> INSTRUCTION
For each line of the data below that holds "this", copy the line.

═══

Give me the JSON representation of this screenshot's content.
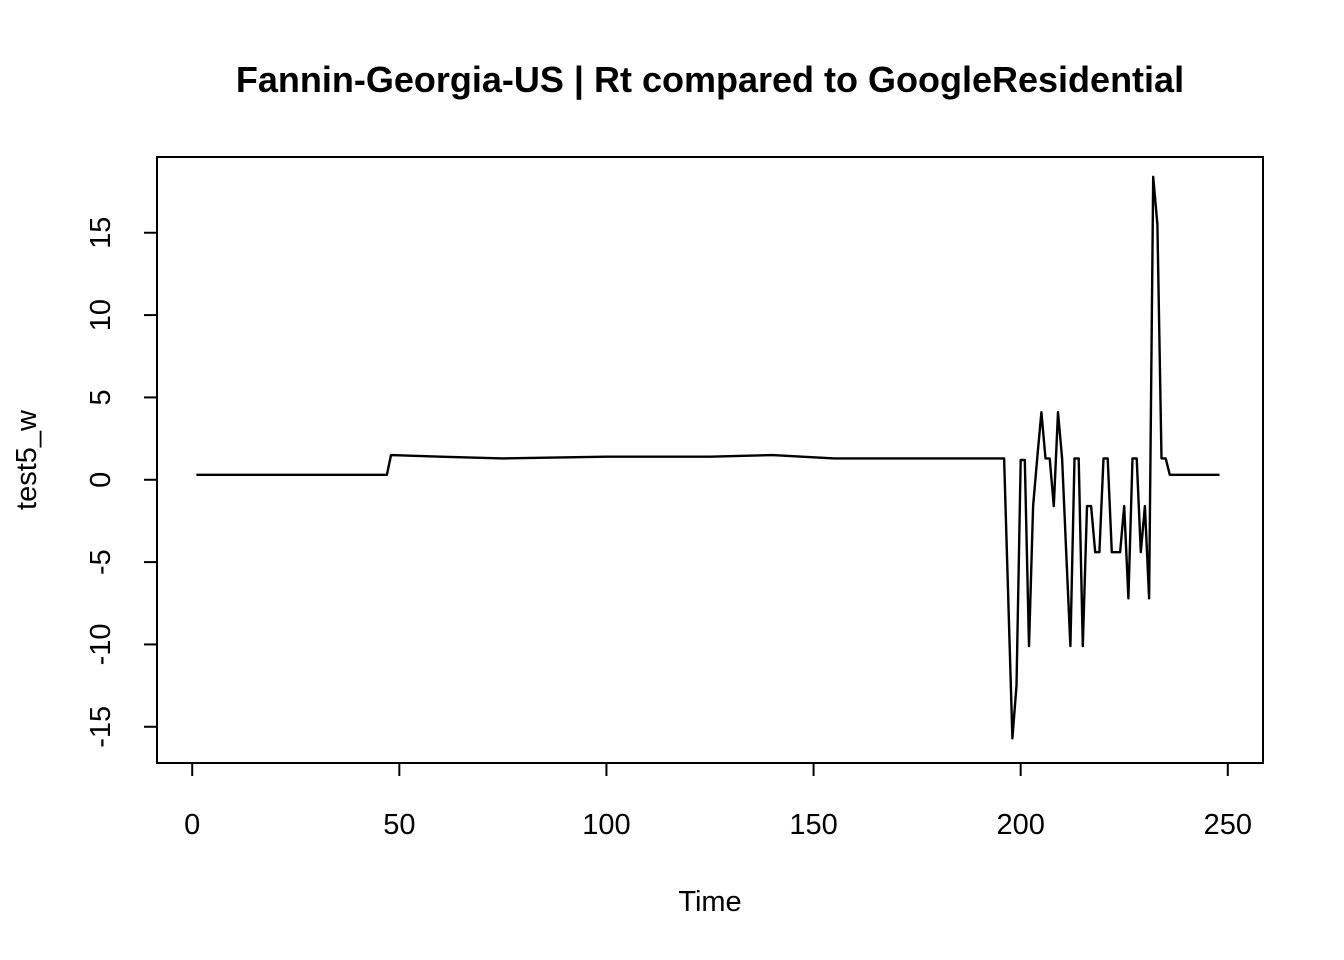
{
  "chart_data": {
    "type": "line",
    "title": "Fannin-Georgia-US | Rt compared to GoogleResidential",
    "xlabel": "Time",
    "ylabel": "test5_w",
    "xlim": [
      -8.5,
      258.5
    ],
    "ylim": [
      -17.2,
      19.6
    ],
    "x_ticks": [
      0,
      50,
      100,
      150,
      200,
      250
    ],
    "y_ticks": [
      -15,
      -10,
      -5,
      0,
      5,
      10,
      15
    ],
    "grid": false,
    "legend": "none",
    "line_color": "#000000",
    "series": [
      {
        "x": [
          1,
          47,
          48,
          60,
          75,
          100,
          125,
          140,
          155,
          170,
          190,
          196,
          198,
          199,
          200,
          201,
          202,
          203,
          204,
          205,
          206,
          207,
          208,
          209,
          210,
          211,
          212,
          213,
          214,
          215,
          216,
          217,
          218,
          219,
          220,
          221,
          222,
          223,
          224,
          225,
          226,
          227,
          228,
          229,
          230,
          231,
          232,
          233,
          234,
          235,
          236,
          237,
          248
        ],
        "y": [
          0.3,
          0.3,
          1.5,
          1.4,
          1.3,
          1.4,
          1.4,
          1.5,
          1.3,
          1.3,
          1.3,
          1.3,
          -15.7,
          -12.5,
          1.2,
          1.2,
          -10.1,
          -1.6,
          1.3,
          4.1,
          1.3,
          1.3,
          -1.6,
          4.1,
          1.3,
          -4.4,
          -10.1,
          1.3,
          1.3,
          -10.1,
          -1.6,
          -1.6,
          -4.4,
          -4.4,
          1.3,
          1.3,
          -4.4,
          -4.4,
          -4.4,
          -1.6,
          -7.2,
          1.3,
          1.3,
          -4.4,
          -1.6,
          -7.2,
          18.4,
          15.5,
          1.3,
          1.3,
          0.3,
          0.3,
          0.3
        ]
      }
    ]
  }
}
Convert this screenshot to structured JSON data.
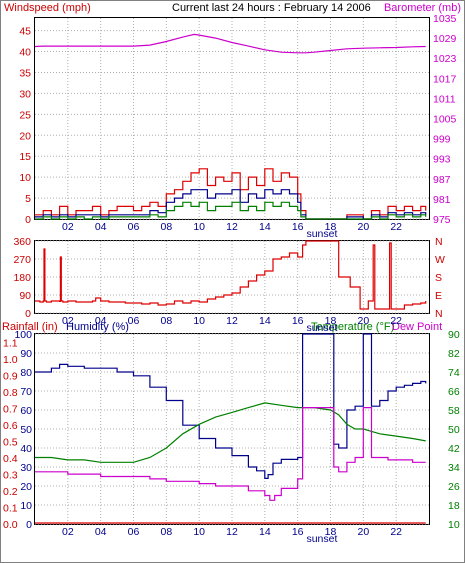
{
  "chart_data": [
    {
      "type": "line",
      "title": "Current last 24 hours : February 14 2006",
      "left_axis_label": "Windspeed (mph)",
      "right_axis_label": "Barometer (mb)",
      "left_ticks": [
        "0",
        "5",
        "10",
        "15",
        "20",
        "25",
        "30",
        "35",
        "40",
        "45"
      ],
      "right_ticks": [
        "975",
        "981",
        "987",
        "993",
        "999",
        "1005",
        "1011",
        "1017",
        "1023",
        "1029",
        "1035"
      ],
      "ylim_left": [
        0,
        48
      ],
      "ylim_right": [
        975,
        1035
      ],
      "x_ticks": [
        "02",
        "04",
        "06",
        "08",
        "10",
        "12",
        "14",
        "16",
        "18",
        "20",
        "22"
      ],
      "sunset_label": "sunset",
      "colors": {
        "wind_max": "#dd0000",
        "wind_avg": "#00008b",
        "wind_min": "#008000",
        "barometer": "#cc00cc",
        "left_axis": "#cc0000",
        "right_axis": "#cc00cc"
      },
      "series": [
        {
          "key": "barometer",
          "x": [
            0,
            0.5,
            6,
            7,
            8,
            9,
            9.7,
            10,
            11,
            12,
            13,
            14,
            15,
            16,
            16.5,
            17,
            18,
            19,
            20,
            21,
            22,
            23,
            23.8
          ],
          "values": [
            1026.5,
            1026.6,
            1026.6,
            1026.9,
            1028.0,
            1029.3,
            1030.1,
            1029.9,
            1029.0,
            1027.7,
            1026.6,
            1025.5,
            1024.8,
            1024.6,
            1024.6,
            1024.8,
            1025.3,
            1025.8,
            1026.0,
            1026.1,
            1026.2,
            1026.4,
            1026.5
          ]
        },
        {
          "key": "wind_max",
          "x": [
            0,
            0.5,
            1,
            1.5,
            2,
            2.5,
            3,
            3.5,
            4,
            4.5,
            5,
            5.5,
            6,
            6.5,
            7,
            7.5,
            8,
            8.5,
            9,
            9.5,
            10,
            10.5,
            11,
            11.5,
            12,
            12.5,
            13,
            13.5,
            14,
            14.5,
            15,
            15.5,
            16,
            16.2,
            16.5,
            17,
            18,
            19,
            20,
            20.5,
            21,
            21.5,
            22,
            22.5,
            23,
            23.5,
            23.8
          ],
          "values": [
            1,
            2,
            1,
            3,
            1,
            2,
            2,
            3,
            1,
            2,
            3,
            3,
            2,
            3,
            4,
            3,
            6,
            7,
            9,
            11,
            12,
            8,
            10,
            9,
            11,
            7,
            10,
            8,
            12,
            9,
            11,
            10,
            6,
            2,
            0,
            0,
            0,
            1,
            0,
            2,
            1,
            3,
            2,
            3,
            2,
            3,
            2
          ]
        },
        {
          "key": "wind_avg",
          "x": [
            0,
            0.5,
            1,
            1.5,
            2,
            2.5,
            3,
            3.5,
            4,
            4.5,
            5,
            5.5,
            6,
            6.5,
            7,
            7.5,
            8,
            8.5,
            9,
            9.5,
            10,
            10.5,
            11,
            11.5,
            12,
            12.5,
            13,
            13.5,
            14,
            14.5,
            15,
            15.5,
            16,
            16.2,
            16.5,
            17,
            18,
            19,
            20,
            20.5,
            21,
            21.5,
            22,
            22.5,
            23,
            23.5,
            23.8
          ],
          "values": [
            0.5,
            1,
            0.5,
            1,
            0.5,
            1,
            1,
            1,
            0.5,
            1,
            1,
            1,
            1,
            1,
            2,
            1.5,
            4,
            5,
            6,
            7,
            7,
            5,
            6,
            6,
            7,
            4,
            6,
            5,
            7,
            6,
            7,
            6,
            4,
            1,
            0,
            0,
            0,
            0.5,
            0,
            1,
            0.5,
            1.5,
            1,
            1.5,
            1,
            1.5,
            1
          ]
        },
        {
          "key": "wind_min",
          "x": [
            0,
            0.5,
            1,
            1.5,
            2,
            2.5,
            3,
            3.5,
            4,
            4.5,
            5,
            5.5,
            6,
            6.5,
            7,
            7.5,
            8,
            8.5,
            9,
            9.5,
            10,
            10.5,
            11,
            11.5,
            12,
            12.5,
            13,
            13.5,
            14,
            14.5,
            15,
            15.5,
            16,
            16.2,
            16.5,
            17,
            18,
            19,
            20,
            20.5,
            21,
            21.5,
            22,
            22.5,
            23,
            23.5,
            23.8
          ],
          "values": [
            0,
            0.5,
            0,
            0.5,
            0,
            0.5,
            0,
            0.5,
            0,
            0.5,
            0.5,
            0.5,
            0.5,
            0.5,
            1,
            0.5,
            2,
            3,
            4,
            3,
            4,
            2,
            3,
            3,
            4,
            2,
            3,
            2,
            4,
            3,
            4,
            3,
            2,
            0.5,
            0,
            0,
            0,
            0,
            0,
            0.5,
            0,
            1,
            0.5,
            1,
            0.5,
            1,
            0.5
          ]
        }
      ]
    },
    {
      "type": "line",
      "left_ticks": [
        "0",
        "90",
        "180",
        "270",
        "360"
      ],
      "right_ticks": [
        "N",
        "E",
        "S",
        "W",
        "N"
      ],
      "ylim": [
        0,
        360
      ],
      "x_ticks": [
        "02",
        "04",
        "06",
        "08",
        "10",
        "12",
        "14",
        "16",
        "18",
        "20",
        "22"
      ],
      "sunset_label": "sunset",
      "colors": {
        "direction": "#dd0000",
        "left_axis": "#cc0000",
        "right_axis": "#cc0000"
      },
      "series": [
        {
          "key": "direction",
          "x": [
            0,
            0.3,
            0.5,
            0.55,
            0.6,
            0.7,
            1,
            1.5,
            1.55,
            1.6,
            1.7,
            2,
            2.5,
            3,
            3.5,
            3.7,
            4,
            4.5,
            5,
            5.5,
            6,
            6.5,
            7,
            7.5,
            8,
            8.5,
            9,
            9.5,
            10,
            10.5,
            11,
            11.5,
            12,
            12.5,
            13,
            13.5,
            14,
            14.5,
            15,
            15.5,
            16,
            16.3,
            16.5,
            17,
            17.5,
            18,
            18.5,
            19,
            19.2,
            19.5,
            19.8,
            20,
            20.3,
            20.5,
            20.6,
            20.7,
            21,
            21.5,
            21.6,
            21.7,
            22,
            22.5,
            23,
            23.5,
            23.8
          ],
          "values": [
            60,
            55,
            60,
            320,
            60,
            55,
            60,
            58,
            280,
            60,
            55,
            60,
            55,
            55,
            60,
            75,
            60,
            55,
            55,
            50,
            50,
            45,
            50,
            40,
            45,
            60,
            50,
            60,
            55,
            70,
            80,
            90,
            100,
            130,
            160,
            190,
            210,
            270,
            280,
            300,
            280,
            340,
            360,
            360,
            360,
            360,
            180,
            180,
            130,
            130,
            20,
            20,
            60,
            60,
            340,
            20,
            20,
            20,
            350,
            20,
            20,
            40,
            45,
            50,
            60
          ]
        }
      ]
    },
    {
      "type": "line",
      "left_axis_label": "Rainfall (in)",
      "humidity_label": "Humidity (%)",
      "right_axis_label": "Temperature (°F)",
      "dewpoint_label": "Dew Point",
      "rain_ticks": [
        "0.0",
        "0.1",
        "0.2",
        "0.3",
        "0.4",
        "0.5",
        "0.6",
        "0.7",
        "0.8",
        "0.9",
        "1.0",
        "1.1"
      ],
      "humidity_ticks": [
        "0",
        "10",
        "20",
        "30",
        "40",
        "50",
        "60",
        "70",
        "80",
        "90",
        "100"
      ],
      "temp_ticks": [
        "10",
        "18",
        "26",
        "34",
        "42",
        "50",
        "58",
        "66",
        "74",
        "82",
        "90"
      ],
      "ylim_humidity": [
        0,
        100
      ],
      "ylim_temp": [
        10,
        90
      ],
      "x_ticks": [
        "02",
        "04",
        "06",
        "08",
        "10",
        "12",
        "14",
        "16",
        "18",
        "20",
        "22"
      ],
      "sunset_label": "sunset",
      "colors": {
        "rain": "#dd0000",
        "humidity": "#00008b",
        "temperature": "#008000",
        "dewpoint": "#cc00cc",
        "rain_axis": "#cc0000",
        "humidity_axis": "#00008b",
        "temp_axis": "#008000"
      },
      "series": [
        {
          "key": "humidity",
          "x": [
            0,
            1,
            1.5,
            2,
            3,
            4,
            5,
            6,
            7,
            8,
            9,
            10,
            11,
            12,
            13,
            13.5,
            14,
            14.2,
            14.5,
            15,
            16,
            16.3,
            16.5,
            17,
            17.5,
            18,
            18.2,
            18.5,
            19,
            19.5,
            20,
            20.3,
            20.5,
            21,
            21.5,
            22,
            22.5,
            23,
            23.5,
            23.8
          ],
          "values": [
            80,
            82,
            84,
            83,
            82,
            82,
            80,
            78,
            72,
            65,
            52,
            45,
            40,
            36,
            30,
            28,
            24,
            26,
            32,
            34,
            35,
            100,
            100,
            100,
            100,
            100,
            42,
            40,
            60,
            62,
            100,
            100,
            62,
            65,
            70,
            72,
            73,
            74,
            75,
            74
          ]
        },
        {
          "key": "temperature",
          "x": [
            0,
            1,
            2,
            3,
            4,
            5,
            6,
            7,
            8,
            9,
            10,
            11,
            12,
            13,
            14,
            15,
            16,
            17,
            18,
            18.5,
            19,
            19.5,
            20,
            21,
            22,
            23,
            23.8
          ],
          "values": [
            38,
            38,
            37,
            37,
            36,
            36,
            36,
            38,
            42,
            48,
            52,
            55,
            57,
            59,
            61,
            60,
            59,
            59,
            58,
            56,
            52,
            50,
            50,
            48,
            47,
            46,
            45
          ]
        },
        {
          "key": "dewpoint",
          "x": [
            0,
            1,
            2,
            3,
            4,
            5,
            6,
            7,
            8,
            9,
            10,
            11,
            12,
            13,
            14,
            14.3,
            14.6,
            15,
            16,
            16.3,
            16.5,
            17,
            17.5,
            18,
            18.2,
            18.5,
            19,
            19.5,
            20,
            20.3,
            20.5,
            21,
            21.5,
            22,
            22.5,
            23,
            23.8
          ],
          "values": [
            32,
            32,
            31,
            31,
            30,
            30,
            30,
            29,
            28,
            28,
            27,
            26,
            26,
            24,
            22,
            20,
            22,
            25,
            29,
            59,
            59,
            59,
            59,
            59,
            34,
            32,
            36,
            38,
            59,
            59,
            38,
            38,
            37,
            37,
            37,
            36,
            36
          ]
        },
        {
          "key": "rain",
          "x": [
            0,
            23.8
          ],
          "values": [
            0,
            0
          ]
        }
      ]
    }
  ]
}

═══

> CORRECT ANSWER
Give me the JSON representation of this screenshot's content.
Convert this screenshot to structured JSON data.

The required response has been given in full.